▼▼▼

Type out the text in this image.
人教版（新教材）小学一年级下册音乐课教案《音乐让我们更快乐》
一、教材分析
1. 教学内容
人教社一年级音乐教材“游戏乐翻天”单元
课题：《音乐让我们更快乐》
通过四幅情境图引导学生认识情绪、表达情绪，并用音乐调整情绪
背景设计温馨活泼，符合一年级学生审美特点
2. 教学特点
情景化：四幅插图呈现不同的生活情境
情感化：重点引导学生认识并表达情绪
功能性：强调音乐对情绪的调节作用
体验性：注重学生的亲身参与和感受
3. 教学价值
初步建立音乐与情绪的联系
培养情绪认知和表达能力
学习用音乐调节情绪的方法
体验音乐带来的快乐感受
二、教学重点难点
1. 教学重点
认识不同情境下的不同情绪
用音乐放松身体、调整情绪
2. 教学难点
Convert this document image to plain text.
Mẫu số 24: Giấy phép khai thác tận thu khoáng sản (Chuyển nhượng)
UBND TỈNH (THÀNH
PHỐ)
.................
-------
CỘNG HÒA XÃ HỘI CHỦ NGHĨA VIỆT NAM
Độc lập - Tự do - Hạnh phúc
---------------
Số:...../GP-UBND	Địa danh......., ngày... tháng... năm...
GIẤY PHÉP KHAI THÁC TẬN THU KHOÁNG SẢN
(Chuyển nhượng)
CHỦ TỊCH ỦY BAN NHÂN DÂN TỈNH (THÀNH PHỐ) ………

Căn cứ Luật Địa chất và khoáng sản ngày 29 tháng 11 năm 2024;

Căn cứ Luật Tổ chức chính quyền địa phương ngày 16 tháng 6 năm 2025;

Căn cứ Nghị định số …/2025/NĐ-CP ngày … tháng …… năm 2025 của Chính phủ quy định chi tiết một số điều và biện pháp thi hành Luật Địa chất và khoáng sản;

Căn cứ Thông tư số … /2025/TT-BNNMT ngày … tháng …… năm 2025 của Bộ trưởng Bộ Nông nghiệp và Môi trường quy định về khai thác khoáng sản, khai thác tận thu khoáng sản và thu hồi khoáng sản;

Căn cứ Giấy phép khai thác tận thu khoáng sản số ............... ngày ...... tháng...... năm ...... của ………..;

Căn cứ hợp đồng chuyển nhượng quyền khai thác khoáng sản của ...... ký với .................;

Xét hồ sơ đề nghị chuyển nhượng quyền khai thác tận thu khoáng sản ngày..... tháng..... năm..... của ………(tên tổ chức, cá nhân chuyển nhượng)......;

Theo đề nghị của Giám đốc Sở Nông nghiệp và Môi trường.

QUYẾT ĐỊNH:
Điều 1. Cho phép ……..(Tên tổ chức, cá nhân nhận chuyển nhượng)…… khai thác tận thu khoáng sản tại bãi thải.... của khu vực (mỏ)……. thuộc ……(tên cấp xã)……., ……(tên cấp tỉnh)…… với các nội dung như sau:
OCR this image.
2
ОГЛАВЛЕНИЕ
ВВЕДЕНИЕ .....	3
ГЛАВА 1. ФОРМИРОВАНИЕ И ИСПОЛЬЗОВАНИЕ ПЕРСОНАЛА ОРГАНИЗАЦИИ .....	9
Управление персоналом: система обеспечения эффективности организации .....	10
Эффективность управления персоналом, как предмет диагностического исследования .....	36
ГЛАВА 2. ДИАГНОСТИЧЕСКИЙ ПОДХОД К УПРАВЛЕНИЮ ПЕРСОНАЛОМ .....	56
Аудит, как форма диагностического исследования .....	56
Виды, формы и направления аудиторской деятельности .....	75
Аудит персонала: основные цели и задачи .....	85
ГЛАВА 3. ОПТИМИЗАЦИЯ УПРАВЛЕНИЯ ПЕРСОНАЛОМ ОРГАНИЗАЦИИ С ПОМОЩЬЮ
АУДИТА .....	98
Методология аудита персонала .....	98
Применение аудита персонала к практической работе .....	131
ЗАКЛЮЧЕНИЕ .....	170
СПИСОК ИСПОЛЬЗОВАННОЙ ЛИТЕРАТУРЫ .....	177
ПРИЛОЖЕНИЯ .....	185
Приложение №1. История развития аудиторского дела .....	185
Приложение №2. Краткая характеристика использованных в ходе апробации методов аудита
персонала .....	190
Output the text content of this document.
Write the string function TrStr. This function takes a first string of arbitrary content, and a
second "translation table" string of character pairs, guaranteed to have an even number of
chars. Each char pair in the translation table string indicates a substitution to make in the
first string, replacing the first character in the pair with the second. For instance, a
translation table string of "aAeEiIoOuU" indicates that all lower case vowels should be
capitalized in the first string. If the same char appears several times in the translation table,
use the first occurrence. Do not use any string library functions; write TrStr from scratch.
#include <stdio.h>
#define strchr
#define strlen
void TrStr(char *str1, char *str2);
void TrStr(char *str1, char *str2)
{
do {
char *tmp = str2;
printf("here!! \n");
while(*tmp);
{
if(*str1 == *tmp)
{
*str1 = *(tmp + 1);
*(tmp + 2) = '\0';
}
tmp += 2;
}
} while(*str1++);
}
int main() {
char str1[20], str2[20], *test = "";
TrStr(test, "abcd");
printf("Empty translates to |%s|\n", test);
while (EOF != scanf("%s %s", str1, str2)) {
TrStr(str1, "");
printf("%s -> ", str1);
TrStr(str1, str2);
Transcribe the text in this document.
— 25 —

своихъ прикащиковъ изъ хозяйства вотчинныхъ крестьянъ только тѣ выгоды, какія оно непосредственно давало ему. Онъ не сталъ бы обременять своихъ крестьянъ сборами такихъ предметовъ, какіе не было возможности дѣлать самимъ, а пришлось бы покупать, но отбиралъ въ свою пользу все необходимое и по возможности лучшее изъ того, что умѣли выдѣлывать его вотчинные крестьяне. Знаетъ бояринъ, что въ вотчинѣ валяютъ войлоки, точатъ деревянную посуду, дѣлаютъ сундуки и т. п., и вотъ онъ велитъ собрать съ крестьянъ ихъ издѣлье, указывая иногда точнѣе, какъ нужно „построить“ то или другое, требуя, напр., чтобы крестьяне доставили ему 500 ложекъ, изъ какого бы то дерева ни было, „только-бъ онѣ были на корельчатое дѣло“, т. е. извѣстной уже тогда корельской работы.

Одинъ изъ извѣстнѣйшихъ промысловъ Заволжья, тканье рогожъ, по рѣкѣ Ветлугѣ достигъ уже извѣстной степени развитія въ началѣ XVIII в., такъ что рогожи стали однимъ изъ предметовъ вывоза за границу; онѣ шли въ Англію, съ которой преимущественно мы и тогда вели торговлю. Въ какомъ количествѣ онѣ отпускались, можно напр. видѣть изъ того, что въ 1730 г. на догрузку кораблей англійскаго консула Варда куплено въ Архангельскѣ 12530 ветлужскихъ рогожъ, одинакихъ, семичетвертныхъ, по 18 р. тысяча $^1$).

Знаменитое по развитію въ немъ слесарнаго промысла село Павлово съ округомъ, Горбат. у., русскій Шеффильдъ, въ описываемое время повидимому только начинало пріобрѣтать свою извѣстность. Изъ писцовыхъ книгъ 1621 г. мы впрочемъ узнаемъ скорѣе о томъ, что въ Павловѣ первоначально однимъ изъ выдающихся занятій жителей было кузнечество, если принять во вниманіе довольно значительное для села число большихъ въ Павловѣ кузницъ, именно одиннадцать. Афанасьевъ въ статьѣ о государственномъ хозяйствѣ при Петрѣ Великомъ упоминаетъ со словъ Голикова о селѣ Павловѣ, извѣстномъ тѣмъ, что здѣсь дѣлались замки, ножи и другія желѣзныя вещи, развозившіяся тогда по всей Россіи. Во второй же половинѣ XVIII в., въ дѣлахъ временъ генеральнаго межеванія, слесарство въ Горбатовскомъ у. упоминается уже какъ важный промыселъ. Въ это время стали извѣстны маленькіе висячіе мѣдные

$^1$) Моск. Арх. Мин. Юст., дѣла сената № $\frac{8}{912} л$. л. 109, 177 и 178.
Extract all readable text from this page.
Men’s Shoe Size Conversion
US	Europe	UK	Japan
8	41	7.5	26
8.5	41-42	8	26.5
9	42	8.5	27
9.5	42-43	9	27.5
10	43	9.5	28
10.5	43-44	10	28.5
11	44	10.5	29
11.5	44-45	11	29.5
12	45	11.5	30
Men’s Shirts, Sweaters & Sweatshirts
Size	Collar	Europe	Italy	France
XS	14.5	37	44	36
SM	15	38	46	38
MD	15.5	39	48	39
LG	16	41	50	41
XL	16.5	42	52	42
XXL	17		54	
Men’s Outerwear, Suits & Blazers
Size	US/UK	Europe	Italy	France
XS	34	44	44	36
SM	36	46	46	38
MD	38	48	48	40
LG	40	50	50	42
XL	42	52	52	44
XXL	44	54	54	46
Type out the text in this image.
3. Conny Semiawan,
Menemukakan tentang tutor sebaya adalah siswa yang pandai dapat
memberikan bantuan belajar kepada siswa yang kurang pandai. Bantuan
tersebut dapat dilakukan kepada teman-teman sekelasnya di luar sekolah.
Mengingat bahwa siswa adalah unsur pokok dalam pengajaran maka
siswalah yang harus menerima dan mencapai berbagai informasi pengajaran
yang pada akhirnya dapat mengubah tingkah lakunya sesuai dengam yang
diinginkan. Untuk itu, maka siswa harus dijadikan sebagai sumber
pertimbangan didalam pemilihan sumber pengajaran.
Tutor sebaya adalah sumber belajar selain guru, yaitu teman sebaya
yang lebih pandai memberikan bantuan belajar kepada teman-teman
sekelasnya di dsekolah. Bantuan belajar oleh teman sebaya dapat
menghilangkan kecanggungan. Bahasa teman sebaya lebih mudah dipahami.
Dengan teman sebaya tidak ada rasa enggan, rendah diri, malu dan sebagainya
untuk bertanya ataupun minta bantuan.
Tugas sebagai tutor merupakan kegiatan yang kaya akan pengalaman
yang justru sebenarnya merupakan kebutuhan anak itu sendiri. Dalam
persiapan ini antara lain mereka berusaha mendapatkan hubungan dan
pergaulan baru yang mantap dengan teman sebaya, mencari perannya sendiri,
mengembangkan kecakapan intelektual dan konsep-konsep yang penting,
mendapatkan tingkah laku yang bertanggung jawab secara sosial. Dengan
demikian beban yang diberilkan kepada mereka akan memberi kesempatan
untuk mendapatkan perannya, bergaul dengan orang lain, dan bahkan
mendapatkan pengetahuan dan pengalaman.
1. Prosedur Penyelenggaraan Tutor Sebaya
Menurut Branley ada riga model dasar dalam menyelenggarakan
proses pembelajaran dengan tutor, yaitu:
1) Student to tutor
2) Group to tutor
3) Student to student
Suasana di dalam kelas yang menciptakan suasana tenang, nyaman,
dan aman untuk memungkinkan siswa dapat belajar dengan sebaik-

▲▲▲

- [SHORT TASK] For the material, find the number of lines holding the word "adalah" and give that figure and nothing more.

- [TASK RESPONSE] 3